Data rows |
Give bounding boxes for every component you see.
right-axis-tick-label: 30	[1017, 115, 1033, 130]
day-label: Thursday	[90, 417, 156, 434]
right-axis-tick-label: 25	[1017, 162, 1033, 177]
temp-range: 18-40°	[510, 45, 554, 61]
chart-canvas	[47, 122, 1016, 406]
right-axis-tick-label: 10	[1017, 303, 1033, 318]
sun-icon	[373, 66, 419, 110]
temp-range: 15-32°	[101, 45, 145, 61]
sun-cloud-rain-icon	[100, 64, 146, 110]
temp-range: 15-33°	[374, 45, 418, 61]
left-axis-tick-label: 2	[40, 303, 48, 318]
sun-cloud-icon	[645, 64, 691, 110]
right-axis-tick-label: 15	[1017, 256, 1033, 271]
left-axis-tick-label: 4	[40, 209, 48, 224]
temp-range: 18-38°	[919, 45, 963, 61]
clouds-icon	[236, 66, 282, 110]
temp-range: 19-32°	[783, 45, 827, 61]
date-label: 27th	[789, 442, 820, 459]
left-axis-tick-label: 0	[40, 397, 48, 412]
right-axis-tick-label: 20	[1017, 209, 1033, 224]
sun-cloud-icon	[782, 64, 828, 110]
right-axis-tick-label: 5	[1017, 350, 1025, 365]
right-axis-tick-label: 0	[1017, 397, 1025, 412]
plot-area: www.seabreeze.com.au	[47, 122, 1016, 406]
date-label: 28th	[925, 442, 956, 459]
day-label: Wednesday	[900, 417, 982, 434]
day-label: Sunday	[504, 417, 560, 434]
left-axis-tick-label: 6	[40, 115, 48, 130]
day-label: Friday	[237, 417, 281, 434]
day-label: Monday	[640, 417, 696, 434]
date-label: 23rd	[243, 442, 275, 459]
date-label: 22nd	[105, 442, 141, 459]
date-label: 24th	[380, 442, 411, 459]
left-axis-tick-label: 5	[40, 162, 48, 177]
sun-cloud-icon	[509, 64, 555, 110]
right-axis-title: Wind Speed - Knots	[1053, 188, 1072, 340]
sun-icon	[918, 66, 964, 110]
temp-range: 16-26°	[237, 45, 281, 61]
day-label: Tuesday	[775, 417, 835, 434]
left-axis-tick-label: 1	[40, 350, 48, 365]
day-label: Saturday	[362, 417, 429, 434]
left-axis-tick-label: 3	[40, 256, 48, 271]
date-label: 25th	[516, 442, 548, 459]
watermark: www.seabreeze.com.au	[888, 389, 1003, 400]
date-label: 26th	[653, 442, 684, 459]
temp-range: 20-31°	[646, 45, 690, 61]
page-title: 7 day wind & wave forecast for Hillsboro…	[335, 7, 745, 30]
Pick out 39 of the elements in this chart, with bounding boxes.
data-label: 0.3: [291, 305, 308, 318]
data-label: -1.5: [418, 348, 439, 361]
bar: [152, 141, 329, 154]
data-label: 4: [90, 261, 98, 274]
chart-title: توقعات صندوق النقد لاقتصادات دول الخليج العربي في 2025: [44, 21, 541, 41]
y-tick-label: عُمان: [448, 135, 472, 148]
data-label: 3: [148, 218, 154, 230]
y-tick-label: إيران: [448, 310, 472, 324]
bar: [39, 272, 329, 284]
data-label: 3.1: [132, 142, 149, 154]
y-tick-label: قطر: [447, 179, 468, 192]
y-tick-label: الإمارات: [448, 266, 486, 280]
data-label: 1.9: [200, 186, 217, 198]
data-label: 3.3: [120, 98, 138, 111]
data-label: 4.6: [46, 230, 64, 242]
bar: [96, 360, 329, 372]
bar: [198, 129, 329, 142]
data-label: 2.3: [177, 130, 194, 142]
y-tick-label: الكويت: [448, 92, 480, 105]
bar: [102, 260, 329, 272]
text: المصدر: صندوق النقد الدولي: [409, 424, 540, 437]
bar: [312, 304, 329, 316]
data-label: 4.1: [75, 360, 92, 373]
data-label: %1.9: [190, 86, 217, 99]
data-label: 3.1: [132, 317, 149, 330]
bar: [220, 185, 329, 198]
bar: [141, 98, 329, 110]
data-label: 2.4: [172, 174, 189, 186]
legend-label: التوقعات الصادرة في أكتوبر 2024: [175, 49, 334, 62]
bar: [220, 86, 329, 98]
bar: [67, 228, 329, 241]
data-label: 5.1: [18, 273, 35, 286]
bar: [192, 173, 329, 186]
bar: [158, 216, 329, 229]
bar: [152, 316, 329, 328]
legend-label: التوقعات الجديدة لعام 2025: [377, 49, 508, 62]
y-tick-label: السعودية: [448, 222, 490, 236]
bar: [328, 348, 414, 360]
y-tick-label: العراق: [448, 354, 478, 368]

Given instruction | Rewrite the material from its first line through the line containing "256, 1033, 271]", swapping each "temp-range" for "temperature-range" and keeping everything else unchanged.

Response |
Give bounding boxes for every component you see.
right-axis-tick-label: 30	[1017, 115, 1033, 130]
day-label: Thursday	[90, 417, 156, 434]
right-axis-tick-label: 25	[1017, 162, 1033, 177]
temperature-range: 18-40°	[510, 45, 554, 61]
chart-canvas	[47, 122, 1016, 406]
right-axis-tick-label: 10	[1017, 303, 1033, 318]
sun-icon	[373, 66, 419, 110]
temperature-range: 15-32°	[101, 45, 145, 61]
sun-cloud-rain-icon	[100, 64, 146, 110]
temperature-range: 15-33°	[374, 45, 418, 61]
left-axis-tick-label: 2	[40, 303, 48, 318]
sun-cloud-icon	[645, 64, 691, 110]
right-axis-tick-label: 15	[1017, 256, 1033, 271]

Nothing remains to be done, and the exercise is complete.